## Work required
State how many lines in the listing below hold "varmare", with no other words.

Information given section start

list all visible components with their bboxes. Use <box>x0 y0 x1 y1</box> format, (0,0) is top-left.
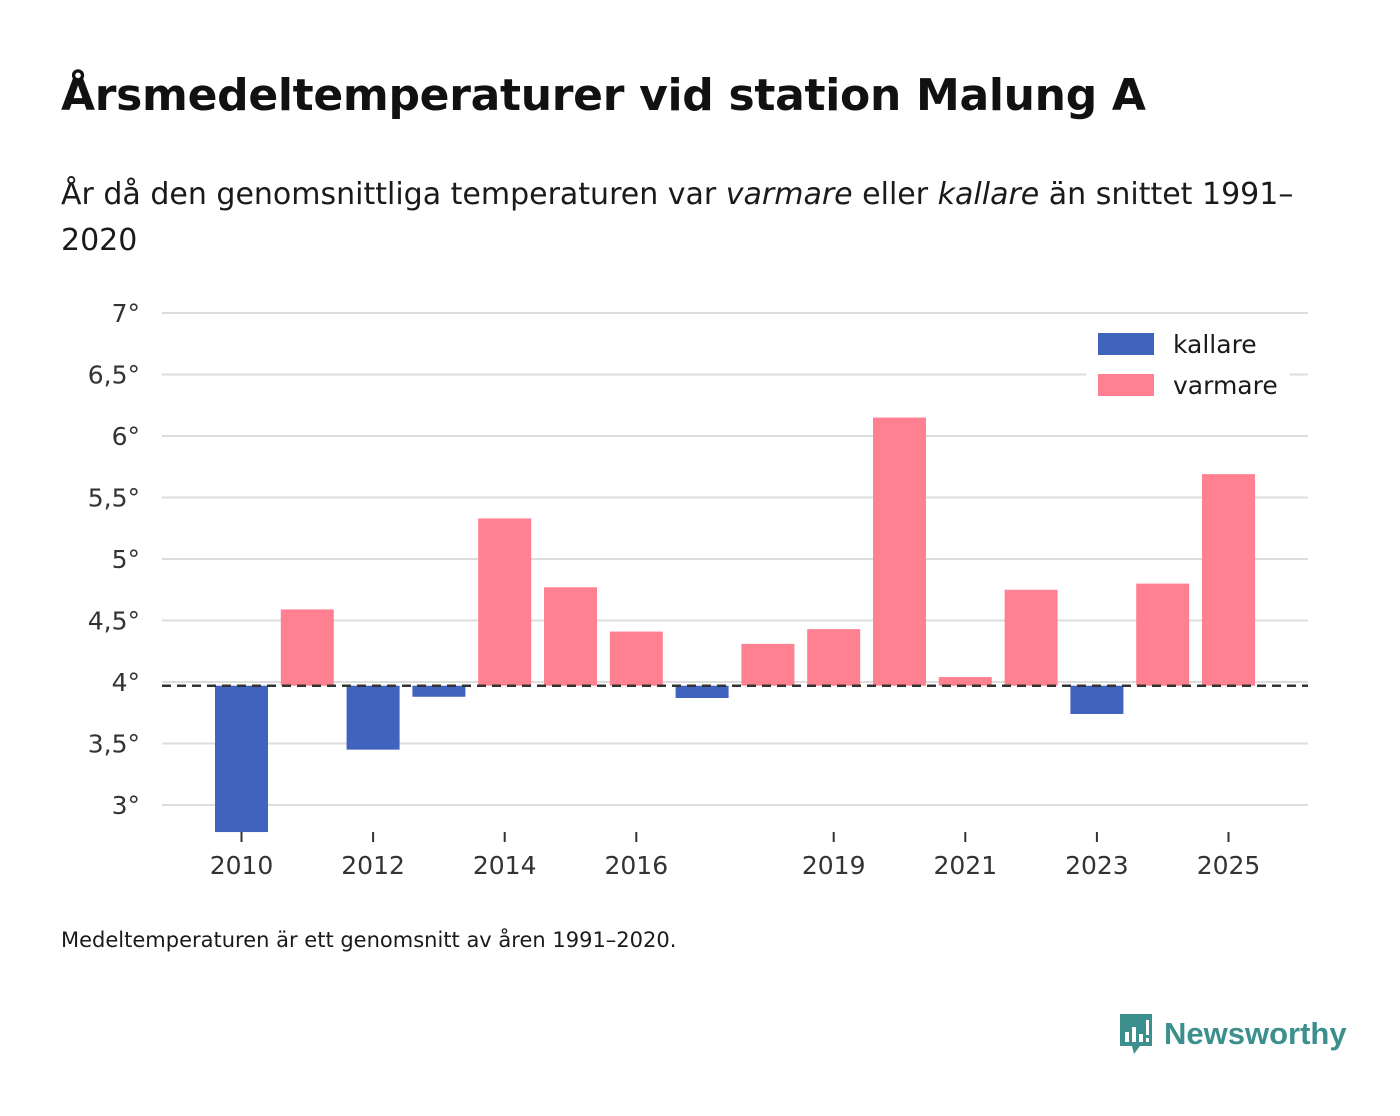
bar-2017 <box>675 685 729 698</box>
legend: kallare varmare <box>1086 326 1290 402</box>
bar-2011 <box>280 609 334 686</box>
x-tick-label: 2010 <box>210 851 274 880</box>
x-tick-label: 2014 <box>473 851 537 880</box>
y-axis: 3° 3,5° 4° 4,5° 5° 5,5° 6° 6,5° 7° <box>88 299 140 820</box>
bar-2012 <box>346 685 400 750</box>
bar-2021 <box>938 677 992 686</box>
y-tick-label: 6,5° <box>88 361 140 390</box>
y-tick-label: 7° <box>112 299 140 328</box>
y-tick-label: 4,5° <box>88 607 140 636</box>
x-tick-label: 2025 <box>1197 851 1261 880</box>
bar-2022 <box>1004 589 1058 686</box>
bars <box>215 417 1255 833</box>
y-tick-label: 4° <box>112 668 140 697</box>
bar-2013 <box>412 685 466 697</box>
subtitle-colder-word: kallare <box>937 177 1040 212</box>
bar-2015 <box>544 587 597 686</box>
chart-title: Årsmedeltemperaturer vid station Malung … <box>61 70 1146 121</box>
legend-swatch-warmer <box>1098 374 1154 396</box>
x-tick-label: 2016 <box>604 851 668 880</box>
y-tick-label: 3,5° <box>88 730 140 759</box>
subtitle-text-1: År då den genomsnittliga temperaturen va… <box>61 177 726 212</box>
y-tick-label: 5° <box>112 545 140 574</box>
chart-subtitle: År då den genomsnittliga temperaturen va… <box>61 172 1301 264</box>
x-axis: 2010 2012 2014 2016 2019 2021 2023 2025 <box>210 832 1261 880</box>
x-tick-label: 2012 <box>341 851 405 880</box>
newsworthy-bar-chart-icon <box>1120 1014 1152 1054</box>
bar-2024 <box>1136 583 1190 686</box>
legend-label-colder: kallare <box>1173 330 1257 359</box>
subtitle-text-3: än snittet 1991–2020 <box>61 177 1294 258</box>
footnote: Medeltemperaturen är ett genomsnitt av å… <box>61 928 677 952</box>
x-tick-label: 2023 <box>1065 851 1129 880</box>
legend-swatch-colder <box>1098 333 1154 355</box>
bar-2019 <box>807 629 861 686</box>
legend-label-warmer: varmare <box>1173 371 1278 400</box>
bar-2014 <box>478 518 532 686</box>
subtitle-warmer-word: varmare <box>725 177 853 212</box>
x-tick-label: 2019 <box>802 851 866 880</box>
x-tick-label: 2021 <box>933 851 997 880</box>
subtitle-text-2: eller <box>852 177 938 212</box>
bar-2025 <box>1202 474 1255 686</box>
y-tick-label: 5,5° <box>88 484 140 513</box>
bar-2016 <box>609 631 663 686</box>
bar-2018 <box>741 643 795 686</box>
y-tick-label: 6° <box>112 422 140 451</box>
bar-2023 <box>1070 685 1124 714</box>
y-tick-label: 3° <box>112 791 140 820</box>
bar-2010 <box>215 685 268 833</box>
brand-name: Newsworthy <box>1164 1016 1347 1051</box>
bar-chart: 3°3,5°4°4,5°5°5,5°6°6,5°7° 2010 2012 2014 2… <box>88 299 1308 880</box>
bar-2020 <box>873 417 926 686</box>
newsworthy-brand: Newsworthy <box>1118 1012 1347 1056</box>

Information given section end
Information given section start

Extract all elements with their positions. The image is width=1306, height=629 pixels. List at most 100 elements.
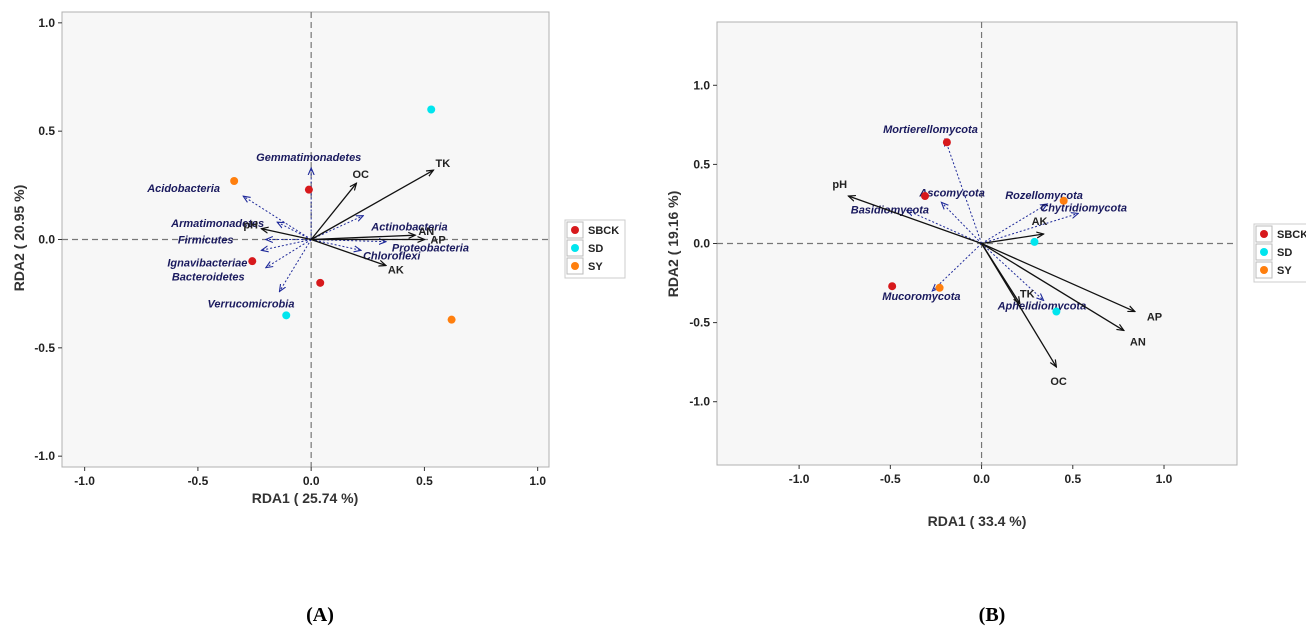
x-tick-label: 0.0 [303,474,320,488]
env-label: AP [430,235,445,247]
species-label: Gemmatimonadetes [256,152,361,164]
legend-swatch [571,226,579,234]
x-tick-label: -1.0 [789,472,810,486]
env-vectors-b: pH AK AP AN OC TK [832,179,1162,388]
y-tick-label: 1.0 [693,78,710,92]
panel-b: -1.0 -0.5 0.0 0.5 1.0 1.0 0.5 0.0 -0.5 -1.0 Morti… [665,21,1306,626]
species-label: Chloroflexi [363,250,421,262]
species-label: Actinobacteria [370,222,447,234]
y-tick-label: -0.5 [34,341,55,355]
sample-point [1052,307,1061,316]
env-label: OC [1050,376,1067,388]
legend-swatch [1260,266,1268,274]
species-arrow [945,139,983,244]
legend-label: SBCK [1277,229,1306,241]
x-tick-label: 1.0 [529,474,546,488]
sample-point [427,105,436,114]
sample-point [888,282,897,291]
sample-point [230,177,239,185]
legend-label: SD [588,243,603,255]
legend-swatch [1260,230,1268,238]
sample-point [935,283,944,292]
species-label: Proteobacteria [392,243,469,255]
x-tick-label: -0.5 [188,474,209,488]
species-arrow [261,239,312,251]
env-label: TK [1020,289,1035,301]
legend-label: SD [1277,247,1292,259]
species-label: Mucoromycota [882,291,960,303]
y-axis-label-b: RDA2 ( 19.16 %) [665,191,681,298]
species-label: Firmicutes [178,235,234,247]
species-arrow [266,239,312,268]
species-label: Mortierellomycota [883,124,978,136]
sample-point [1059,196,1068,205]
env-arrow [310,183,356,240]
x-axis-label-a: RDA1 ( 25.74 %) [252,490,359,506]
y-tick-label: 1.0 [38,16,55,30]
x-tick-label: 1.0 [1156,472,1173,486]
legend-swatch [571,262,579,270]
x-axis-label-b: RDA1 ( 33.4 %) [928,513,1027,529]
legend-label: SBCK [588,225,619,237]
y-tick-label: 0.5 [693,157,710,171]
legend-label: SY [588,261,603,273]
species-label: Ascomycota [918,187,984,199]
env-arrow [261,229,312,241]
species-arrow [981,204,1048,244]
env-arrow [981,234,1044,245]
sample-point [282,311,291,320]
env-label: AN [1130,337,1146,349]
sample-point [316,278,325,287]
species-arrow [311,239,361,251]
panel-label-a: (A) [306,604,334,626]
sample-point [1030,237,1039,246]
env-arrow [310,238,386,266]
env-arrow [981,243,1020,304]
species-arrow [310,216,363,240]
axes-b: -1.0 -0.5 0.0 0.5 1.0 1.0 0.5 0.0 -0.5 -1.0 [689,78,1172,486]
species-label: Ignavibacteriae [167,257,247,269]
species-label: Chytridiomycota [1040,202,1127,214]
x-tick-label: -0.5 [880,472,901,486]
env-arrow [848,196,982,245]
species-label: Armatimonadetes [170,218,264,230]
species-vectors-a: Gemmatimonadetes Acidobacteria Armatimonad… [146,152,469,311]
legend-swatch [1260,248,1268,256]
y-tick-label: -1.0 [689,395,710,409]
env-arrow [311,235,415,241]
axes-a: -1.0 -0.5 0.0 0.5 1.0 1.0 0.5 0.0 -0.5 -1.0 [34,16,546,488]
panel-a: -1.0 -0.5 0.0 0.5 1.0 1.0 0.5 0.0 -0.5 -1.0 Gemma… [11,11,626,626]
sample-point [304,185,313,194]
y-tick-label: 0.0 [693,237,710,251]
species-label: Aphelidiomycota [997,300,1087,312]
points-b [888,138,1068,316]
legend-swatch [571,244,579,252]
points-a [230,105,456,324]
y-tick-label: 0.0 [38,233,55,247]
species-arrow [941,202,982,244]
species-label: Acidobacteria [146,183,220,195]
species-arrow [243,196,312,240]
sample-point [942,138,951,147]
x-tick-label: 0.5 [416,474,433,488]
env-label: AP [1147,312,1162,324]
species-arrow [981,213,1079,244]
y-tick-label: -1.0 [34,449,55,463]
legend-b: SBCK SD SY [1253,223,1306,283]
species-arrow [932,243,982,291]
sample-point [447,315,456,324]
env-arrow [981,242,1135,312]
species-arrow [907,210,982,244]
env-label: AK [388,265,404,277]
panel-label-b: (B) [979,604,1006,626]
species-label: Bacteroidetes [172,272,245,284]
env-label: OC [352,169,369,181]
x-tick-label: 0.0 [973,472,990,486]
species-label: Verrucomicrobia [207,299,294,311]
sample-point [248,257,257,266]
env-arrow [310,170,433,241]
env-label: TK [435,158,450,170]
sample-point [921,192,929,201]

Information given section end
Information given section start

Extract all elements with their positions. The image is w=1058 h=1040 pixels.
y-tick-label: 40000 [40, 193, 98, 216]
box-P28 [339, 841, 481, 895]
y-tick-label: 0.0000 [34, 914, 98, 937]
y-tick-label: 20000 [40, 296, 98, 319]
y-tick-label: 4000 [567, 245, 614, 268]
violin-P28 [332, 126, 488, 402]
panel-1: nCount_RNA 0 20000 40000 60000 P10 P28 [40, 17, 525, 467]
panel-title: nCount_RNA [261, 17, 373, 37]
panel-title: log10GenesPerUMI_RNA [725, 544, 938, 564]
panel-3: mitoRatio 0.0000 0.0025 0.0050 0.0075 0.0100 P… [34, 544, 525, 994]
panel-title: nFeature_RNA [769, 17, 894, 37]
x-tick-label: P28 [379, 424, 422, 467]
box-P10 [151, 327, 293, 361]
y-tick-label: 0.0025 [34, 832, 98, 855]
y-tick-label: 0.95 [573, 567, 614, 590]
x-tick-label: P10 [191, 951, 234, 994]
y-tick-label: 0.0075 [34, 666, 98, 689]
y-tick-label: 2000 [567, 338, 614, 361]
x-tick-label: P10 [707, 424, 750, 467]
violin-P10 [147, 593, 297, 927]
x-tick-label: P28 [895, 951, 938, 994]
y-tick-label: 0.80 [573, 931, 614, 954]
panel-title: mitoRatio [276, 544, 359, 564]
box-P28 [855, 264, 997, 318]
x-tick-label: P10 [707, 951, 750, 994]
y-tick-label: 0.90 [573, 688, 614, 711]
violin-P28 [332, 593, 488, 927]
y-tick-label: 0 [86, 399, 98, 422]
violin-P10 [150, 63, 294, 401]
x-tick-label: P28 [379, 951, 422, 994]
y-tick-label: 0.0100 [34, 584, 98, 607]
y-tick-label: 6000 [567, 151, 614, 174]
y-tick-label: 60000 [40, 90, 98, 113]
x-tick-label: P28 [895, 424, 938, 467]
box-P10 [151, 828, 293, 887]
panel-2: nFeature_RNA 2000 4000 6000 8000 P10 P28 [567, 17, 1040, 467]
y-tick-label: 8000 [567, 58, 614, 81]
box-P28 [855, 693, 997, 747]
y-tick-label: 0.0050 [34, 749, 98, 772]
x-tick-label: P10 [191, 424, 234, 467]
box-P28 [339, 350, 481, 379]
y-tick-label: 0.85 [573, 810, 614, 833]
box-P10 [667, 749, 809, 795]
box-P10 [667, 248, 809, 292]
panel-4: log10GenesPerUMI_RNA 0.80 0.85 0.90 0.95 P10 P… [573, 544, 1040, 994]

Information given section end

## Solved problem
3